══ Records provided ══
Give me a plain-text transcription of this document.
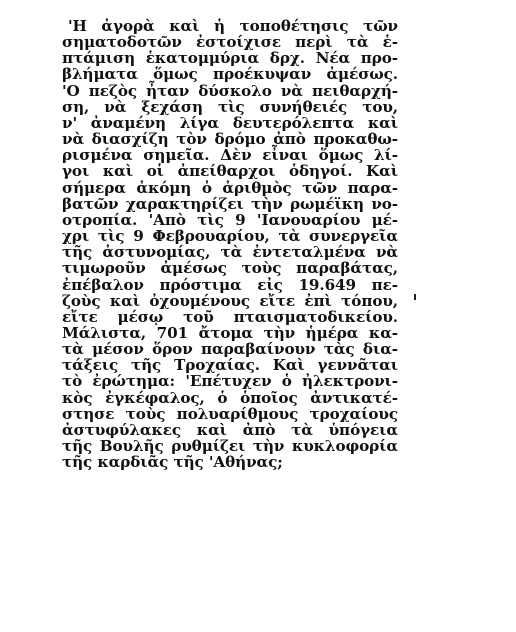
'Η ἀγορὰ καὶ ἡ τοποθέτησις τῶν
σηματοδοτῶν ἐστοίχισε περὶ τὰ ἑ-
πτάμιση ἑκατομμύρια δρχ. Νέα προ-
βλήματα ὅμως προέκυψαν ἀμέσως.
'Ο πεζὸς ἦταν δύσκολο νὰ πειθαρχή-
ση, νὰ ξεχάση τὶς συνήθειές του,
ν' ἀναμένη λίγα δευτερόλεπτα καὶ
νὰ διασχίζη τὸν δρόμο ἀπὸ προκαθω-
ρισμένα σημεῖα. Δὲν εἶναι ὅμως λί-
γοι καὶ οἱ ἀπείθαρχοι ὁδηγοί. Καὶ
σήμερα ἀκόμη ὁ ἀριθμὸς τῶν παρα-
βατῶν χαρακτηρίζει τὴν ρωμέϊκη νο-
οτροπία. 'Απὸ τὶς 9 'Ιανουαρίου μέ-
χρι τὶς 9 Φεβρουαρίου, τὰ συνεργεῖα
τῆς ἀστυνομίας, τὰ ἐντεταλμένα νὰ
τιμωροῦν ἀμέσως τοὺς παραβάτας,
ἐπέβαλον πρόστιμα εἰς 19.649 πε-
ζοὺς καὶ ὀχουμένους εἴτε ἐπὶ τόπου,
εἴτε μέσῳ τοῦ πταισματοδικείου.
Μάλιστα, 701 ἄτομα τὴν ἡμέρα κα-
τὰ μέσον ὅρον παραβαίνουν τὰς δια-
τάξεις τῆς Τροχαίας. Καὶ γεννᾶται
τὸ ἐρώτημα: 'Επέτυχεν ὁ ἠλεκτρονι-
κὸς ἐγκέφαλος, ὁ ὁποῖος ἀντικατέ-
στησε τοὺς πολυαρίθμους τροχαίους
ἀστυφύλακες καὶ ἀπὸ τὰ ὑπόγεια
τῆς Βουλῆς ρυθμίζει τὴν κυκλοφορία
τῆς καρδιᾶς τῆς 'Αθήνας;
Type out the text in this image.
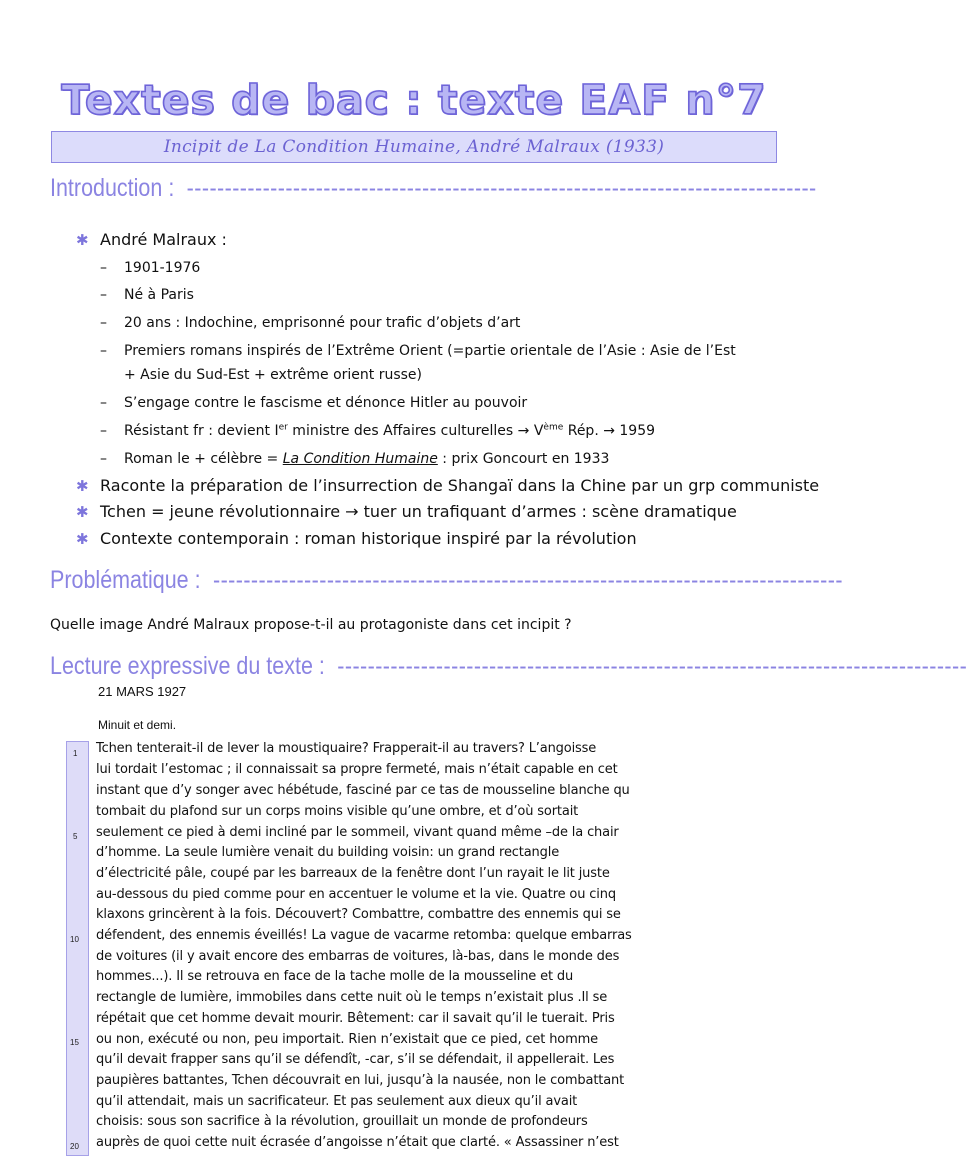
Textes de bac : texte EAF n°7
Incipit de La Condition Humaine, André Malraux (1933)
Introduction :  -----------------------------------------------------------------------------------
✱ André Malraux :
– 1901-1976
– Né à Paris
– 20 ans : Indochine, emprisonné pour trafic d’objets d’art
– Premiers romans inspirés de l’Extrême Orient (=partie orientale de l’Asie : Asie de l’Est
+ Asie du Sud-Est + extrême orient russe)
– S’engage contre le fascisme et dénonce Hitler au pouvoir
– Résistant fr : devient Ier ministre des Affaires culturelles → Vème Rép. → 1959
– Roman le + célèbre = La Condition Humaine : prix Goncourt en 1933
✱ Raconte la préparation de l’insurrection de Shangaï dans la Chine par un grp communiste
✱ Tchen = jeune révolutionnaire → tuer un trafiquant d’armes : scène dramatique
✱ Contexte contemporain : roman historique inspiré par la révolution
Problématique :  -----------------------------------------------------------------------------------
Quelle image André Malraux propose-t-il au protagoniste dans cet incipit ?
Lecture expressive du texte :  -----------------------------------------------------------------------------------
21 MARS 1927
Minuit et demi.
1
5
10
15
20
Tchen tenterait-il de lever la moustiquaire? Frapperait-il au travers? L’angoisse
lui tordait l’estomac ; il connaissait sa propre fermeté, mais n’était capable en cet
instant que d’y songer avec hébétude, fasciné par ce tas de mousseline blanche qu
tombait du plafond sur un corps moins visible qu’une ombre, et d’où sortait
seulement ce pied à demi incliné par le sommeil, vivant quand même –de la chair
d’homme. La seule lumière venait du building voisin: un grand rectangle
d’électricité pâle, coupé par les barreaux de la fenêtre dont l’un rayait le lit juste
au-dessous du pied comme pour en accentuer le volume et la vie. Quatre ou cinq
klaxons grincèrent à la fois. Découvert? Combattre, combattre des ennemis qui se
défendent, des ennemis éveillés! La vague de vacarme retomba: quelque embarras
de voitures (il y avait encore des embarras de voitures, là-bas, dans le monde des
hommes...). Il se retrouva en face de la tache molle de la mousseline et du
rectangle de lumière, immobiles dans cette nuit où le temps n’existait plus .Il se
répétait que cet homme devait mourir. Bêtement: car il savait qu’il le tuerait. Pris
ou non, exécuté ou non, peu importait. Rien n’existait que ce pied, cet homme
qu’il devait frapper sans qu’il se défendît, -car, s’il se défendait, il appellerait. Les
paupières battantes, Tchen découvrait en lui, jusqu’à la nausée, non le combattant
qu’il attendait, mais un sacrificateur. Et pas seulement aux dieux qu’il avait
choisis: sous son sacrifice à la révolution, grouillait un monde de profondeurs
auprès de quoi cette nuit écrasée d’angoisse n’était que clarté. « Assassiner n’est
═══
Among the entries above, how many lines hold the word "Humaine"? Reply with only that number.

2